Copy out all lines that hold "Traffic".

* Begin TASK INPUT *

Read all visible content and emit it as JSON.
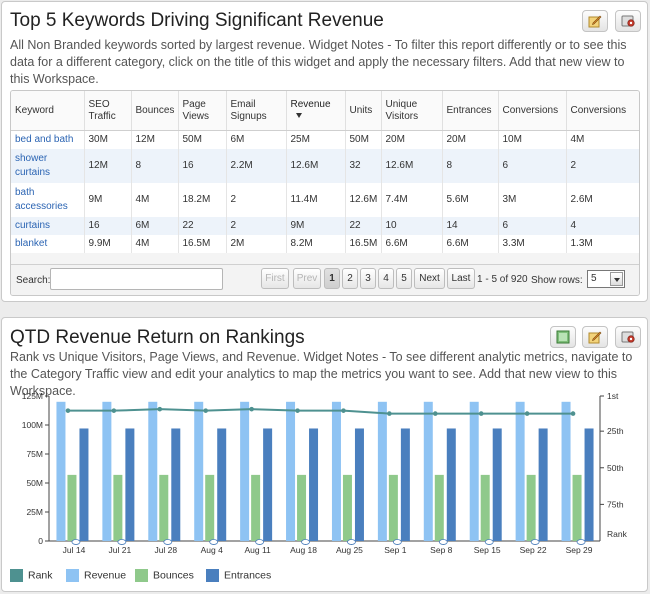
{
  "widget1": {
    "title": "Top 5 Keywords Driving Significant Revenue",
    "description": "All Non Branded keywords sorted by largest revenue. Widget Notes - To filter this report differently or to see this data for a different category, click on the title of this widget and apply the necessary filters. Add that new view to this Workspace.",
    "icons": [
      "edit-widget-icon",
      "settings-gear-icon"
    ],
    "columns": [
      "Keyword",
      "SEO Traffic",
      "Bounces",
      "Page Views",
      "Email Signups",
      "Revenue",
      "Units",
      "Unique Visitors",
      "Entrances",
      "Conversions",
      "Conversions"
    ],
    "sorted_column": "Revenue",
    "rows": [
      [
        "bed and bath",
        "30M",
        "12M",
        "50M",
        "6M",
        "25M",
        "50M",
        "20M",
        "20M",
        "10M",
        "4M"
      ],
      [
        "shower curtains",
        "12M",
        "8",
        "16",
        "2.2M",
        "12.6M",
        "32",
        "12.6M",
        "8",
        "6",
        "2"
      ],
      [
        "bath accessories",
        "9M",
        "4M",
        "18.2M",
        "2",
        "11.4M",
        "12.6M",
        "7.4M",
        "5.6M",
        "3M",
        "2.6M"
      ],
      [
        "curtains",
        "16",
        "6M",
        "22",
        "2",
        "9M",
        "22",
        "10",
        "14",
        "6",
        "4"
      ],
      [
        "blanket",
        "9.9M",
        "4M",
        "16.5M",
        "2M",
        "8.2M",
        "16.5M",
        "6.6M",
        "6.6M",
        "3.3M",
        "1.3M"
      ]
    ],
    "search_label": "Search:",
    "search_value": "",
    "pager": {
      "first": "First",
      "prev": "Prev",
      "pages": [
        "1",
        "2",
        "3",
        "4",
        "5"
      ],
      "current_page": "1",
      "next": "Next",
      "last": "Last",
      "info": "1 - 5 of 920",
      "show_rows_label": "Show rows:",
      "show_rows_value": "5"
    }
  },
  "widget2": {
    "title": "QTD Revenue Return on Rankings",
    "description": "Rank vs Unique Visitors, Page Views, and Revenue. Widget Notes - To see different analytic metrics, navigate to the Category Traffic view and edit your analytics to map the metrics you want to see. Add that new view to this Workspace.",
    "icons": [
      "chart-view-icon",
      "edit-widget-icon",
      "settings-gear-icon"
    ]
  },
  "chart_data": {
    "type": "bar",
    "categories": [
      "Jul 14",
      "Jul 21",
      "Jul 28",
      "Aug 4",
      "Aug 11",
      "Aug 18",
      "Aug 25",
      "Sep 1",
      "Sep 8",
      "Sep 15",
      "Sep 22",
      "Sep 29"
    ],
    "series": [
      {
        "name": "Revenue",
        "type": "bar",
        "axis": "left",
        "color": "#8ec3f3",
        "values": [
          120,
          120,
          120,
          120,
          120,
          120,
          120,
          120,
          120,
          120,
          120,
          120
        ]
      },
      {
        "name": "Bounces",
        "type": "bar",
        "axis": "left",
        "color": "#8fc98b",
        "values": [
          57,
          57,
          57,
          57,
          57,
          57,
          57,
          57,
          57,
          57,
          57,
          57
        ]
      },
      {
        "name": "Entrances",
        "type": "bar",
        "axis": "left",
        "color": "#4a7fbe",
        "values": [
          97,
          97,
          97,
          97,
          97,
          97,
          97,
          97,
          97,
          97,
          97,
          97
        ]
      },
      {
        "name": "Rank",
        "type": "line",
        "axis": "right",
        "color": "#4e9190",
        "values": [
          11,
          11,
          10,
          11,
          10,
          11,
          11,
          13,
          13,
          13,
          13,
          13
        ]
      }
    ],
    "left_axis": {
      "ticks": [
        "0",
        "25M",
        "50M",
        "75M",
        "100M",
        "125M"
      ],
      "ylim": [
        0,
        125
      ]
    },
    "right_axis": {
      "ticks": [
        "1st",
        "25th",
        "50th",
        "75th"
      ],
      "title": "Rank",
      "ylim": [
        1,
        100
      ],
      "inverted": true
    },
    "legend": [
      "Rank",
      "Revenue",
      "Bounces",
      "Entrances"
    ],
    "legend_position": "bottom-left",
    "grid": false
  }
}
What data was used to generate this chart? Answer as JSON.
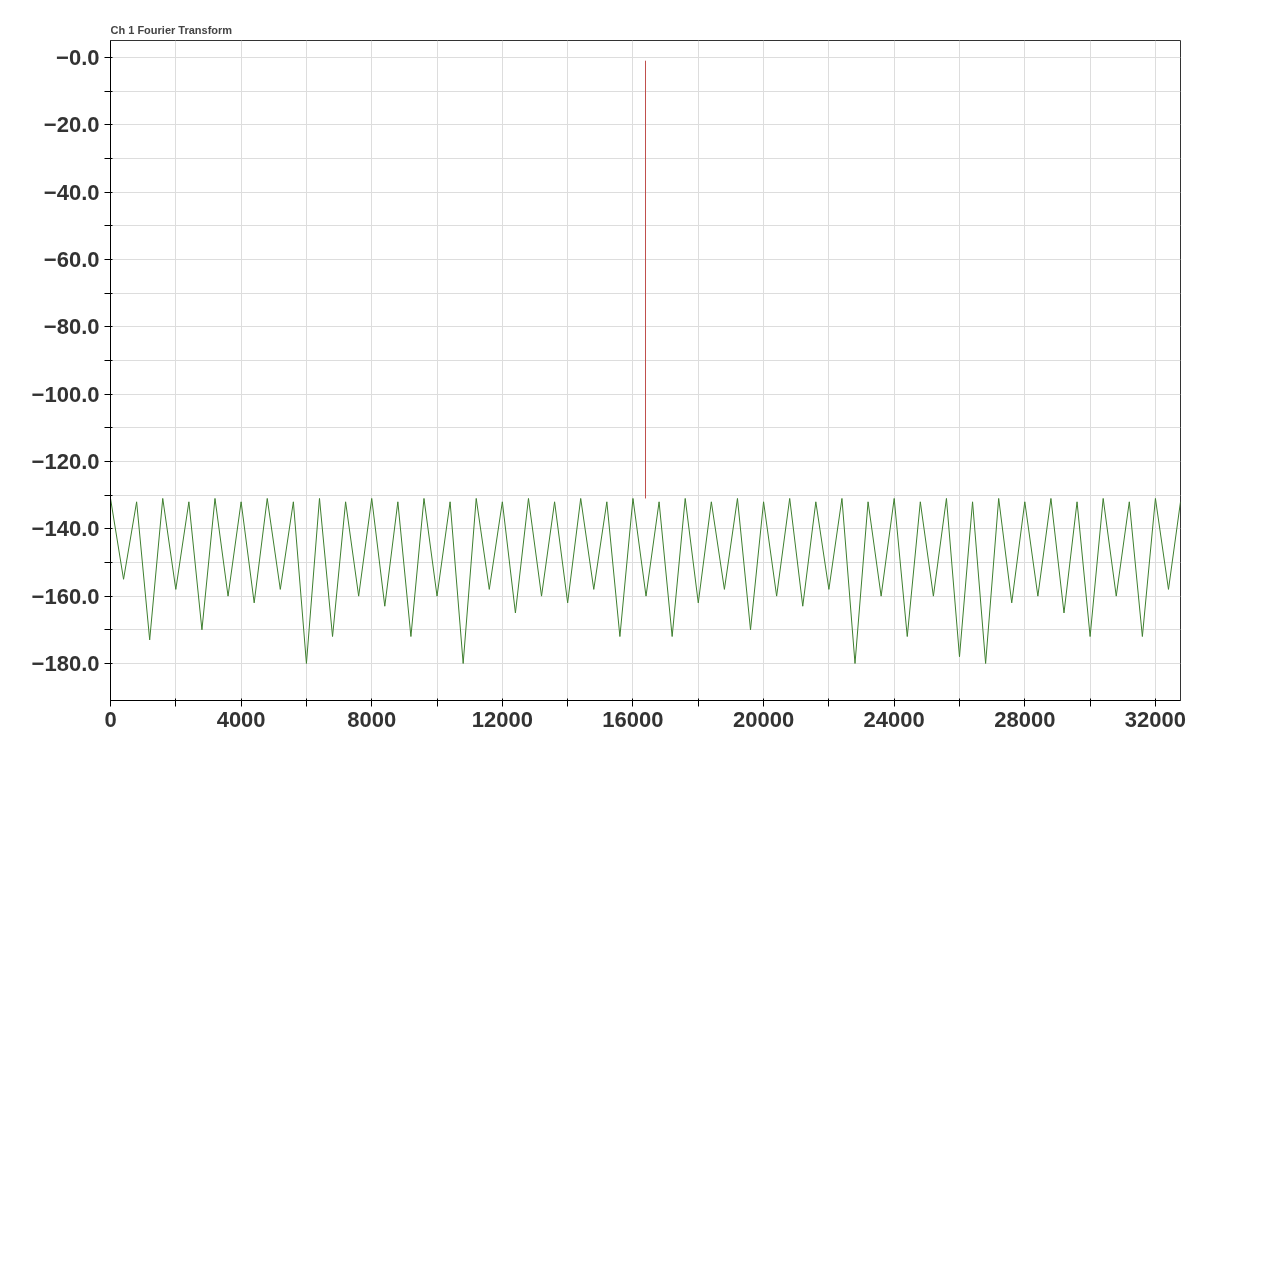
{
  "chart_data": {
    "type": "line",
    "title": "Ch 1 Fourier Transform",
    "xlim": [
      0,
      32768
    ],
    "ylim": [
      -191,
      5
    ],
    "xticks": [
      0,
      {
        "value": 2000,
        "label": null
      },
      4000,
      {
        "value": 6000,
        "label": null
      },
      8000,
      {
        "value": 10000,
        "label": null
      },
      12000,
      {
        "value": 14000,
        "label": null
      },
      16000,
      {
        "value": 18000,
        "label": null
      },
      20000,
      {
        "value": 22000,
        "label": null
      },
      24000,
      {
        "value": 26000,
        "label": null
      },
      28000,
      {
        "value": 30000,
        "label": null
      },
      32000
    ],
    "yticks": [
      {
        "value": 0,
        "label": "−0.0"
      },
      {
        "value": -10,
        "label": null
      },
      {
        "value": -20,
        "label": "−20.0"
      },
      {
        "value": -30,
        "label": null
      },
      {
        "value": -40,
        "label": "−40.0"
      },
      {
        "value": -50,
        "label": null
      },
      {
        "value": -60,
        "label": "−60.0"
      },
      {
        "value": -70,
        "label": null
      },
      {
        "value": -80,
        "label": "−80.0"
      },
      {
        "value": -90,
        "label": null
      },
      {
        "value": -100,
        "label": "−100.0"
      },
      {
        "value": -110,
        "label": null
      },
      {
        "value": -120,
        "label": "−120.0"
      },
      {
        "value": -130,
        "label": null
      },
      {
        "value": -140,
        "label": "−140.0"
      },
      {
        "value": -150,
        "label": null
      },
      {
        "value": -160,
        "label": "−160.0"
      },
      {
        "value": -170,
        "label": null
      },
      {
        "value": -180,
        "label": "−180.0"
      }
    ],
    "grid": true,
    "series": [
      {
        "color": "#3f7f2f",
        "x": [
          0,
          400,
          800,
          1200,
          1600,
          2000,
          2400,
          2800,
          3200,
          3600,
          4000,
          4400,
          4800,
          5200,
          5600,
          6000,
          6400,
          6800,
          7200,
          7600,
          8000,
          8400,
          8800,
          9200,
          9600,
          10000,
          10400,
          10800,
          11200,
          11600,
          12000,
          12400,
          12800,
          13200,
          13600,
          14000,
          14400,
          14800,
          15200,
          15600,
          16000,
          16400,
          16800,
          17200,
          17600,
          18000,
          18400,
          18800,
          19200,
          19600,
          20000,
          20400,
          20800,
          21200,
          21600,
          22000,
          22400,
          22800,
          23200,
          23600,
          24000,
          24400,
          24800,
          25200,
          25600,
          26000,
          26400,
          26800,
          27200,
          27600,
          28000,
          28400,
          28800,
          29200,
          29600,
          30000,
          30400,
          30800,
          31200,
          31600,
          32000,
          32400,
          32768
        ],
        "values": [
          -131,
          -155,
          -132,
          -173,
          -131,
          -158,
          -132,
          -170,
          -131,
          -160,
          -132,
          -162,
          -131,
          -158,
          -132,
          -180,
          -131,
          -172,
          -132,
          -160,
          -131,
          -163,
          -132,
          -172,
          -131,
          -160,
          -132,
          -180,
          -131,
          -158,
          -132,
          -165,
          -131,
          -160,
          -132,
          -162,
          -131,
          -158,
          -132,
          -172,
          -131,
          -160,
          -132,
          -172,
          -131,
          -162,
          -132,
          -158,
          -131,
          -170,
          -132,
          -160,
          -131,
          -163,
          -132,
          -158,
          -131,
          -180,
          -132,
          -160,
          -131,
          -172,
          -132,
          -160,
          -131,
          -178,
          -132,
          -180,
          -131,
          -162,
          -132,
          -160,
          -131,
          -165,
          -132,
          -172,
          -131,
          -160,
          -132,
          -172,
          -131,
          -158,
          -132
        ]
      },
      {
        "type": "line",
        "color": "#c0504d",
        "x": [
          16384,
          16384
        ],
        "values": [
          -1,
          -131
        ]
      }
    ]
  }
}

* End TASK INPUT *
* Begin TASK INPUT *

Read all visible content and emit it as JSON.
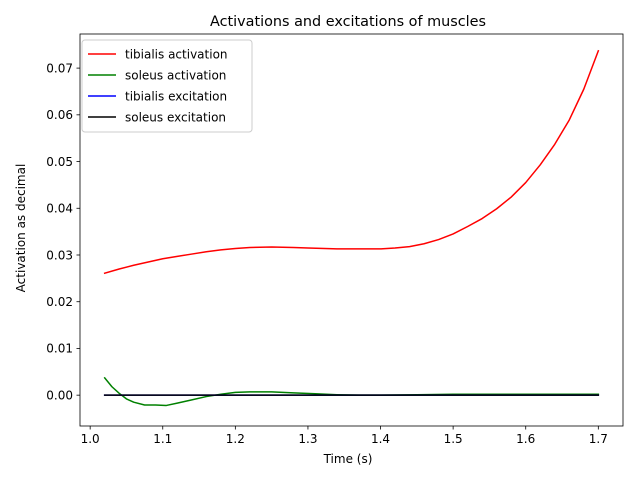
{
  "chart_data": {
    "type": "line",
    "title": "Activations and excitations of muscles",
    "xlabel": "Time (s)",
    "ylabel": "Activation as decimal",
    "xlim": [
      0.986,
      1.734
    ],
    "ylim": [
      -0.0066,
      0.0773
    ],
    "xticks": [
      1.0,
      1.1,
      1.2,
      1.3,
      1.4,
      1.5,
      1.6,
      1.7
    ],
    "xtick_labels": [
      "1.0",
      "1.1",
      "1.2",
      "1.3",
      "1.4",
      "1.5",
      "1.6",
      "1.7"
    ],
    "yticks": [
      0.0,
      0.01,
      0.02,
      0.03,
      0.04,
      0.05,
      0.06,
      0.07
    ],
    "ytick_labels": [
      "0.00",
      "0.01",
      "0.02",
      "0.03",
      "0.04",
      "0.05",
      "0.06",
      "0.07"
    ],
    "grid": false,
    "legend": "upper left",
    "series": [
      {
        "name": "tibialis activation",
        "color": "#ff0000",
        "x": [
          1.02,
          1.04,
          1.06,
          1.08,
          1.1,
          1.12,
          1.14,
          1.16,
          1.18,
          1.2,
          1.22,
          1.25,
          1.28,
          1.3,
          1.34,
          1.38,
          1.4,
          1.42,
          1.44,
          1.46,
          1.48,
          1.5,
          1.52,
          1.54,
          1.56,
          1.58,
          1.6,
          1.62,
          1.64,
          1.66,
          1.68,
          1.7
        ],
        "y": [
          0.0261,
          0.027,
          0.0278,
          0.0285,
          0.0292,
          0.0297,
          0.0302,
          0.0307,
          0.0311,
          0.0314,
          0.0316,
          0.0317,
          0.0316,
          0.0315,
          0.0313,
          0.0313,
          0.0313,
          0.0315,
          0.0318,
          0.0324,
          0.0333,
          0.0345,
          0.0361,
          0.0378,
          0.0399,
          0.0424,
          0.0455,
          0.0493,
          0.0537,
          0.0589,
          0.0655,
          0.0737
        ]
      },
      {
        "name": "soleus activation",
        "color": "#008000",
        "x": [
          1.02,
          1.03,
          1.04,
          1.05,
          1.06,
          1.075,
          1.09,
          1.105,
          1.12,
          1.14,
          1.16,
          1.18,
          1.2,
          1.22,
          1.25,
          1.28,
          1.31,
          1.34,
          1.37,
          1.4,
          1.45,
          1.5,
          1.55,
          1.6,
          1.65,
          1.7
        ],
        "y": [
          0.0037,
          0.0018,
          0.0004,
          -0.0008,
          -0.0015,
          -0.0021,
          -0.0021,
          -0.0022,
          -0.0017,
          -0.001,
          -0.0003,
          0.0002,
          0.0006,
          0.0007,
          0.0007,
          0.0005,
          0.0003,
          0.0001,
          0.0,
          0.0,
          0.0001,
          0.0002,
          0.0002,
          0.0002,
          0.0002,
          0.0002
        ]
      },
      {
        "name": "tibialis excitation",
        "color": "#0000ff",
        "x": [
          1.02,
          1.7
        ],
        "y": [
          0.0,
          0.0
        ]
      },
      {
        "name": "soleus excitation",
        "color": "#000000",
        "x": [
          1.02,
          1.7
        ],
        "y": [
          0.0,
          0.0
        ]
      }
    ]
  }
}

* End TASK INPUT *

* RESULT OF THE TASK:
      "SEO Traffic",
    "description": "Rank vs Unique Visitors, Page Views, and Revenue. Widget Notes - To see different analytic metrics, navigate to the Category Traffic view and edit your analytics to map the metrics you want to see. Add that new view to this Workspace.",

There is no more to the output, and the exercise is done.